**WHAT NEEDS TO BE DONE**
Return the complete listing that follows, with each line reproduced exactly.

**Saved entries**
──────────────────────────────

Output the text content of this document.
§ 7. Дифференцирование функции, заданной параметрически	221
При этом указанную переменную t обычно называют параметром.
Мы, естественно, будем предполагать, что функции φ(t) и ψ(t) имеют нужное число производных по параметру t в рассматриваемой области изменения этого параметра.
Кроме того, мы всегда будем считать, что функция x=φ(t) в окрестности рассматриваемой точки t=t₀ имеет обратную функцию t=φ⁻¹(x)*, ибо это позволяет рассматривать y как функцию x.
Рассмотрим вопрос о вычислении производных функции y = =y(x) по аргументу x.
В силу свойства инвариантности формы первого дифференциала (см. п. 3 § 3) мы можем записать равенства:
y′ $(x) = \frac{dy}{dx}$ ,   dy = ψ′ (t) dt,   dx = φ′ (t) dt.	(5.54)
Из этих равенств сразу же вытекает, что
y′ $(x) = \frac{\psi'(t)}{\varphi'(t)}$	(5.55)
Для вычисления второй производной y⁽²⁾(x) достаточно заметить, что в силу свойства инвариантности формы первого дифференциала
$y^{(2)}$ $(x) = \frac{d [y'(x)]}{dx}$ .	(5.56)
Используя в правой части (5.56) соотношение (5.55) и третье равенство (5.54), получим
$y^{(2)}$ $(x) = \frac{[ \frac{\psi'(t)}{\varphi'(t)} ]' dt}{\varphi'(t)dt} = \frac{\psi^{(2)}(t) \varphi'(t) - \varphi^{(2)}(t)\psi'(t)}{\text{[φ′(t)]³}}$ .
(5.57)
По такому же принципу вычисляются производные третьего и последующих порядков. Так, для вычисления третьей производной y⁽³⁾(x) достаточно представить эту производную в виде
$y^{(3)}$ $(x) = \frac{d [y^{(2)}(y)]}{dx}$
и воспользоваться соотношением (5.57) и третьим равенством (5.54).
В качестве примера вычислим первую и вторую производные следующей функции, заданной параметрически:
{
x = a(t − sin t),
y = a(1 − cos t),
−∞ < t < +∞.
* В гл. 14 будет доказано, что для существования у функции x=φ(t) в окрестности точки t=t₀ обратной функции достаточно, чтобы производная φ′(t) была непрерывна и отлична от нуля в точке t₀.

──────────────────────────────

**REPLY**
Output the text content of this document.
§ 7. Дифференцирование функции, заданной параметрически	221
При этом указанную переменную t обычно называют параметром.
Мы, естественно, будем предполагать, что функции φ(t) и ψ(t) имеют нужное число производных по параметру t в рассматриваемой области изменения этого параметра.
Кроме того, мы всегда будем считать, что функция x=φ(t) в окрестности рассматриваемой точки t=t₀ имеет обратную функцию t=φ⁻¹(x)*, ибо это позволяет рассматривать y как функцию x.
Рассмотрим вопрос о вычислении производных функции y = =y(x) по аргументу x.
В силу свойства инвариантности формы первого дифференциала (см. п. 3 § 3) мы можем записать равенства:
y′ $(x) = \frac{dy}{dx}$ ,   dy = ψ′ (t) dt,   dx = φ′ (t) dt.	(5.54)
Из этих равенств сразу же вытекает, что
y′ $(x) = \frac{\psi'(t)}{\varphi'(t)}$	(5.55)
Для вычисления второй производной y⁽²⁾(x) достаточно заметить, что в силу свойства инвариантности формы первого дифференциала
$y^{(2)}$ $(x) = \frac{d [y'(x)]}{dx}$ .	(5.56)
Используя в правой части (5.56) соотношение (5.55) и третье равенство (5.54), получим
$y^{(2)}$ $(x) = \frac{[ \frac{\psi'(t)}{\varphi'(t)} ]' dt}{\varphi'(t)dt} = \frac{\psi^{(2)}(t) \varphi'(t) - \varphi^{(2)}(t)\psi'(t)}{\text{[φ′(t)]³}}$ .
(5.57)
По такому же принципу вычисляются производные третьего и последующих порядков. Так, для вычисления третьей производной y⁽³⁾(x) достаточно представить эту производную в виде
$y^{(3)}$ $(x) = \frac{d [y^{(2)}(y)]}{dx}$
и воспользоваться соотношением (5.57) и третьим равенством (5.54).
В качестве примера вычислим первую и вторую производные следующей функции, заданной параметрически:
{
x = a(t − sin t),
y = a(1 − cos t),
−∞ < t < +∞.
* В гл. 14 будет доказано, что для существования у функции x=φ(t) в окрестности точки t=t₀ обратной функции достаточно, чтобы производная φ′(t) была непрерывна и отлична от нуля в точке t₀.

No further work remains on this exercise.